= DATASET RECORDS =
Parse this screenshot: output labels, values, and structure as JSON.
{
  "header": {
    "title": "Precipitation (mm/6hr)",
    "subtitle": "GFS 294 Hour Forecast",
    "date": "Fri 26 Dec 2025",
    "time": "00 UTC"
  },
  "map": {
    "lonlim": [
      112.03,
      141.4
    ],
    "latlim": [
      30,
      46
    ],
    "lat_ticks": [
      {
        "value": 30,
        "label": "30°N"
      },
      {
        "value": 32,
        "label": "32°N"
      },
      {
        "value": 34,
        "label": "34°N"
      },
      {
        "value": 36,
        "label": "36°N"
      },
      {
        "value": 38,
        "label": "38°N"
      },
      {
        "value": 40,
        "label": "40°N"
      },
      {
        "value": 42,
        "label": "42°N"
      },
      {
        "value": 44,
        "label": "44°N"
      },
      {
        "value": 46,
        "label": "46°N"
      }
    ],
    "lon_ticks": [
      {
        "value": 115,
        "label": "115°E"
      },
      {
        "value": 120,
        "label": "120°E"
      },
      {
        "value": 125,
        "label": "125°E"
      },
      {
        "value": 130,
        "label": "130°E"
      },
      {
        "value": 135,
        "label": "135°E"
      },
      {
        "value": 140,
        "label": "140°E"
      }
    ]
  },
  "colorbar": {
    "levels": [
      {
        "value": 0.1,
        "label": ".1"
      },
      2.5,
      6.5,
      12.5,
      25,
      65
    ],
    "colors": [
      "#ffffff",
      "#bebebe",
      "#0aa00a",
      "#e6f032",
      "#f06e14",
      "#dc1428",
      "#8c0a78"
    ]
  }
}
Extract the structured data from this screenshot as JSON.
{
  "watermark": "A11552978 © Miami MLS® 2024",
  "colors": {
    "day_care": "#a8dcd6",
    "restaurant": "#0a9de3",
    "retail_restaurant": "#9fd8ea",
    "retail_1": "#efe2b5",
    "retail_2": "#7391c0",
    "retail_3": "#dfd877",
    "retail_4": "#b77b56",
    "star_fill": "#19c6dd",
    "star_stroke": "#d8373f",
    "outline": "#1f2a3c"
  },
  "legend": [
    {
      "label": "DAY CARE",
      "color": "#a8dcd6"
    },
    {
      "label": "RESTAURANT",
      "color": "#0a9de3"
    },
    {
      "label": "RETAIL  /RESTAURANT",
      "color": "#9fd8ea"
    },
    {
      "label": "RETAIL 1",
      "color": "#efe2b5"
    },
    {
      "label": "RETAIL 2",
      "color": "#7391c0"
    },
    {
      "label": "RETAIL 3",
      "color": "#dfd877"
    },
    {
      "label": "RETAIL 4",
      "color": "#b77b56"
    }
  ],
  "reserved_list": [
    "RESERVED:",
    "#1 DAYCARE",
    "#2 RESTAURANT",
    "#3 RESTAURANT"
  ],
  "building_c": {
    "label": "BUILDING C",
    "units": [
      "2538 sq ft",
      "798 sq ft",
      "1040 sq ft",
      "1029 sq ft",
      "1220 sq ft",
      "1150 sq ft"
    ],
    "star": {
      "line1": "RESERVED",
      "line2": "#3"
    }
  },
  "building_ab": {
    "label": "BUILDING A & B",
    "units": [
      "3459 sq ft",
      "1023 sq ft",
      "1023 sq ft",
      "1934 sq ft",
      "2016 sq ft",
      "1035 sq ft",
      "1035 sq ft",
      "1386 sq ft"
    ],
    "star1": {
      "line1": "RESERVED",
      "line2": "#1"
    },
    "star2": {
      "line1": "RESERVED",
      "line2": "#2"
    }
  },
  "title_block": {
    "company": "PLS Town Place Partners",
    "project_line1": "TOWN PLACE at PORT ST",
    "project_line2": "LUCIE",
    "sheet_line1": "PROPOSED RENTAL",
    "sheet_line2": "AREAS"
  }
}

...

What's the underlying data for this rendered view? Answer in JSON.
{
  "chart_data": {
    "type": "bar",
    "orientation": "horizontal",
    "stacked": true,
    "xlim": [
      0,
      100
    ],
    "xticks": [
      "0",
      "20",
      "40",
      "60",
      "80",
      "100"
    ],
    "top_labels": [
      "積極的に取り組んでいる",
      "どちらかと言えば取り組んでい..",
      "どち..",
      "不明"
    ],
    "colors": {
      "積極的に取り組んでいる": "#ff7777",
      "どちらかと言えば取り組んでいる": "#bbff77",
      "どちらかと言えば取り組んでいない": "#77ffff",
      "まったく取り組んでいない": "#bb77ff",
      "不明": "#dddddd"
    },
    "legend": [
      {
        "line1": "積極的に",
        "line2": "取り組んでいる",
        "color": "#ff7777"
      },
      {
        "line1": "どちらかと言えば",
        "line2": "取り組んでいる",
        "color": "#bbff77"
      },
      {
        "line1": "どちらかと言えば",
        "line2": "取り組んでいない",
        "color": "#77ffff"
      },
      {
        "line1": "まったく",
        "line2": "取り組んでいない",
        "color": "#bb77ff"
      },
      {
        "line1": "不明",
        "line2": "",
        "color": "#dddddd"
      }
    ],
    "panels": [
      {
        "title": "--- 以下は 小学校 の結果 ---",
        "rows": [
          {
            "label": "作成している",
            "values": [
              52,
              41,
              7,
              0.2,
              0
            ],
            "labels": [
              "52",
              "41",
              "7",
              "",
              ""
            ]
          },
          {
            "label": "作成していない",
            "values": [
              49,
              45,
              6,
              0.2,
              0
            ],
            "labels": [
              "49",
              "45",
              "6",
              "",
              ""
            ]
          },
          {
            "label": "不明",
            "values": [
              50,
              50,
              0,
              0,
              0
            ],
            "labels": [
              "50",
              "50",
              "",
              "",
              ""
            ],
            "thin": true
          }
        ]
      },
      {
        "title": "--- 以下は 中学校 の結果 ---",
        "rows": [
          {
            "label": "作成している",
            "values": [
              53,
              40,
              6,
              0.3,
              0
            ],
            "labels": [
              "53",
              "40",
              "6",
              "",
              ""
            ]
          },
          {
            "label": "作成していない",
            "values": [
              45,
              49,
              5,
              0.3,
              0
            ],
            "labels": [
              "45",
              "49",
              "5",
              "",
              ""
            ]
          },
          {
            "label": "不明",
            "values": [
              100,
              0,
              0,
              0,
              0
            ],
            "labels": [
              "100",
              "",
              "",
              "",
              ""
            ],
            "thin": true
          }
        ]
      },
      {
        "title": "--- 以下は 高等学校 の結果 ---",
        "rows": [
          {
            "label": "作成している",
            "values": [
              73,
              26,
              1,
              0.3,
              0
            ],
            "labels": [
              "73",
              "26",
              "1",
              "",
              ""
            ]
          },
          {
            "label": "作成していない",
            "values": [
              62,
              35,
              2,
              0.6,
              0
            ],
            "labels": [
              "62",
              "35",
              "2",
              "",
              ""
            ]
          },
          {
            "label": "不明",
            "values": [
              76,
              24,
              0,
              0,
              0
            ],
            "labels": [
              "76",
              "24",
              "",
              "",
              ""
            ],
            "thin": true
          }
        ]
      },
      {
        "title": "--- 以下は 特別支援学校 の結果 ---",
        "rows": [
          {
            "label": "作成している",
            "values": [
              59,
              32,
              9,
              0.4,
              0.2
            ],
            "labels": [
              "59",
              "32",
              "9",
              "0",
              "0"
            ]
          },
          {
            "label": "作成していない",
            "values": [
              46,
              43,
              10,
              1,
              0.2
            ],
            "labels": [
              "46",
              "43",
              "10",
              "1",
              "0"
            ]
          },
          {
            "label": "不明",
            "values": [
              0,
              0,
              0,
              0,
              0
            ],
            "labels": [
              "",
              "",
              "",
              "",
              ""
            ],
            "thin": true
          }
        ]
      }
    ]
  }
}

= GIVEN INSTRUCTION =
From the data above, copy each line where the string "JSON" appears.

= WORKED SOLUTION =
Parse this screenshot: output labels, values, and structure as JSON.
Extract the structured data from this screenshot as JSON.
What's the underlying data for this rendered view? Answer in JSON.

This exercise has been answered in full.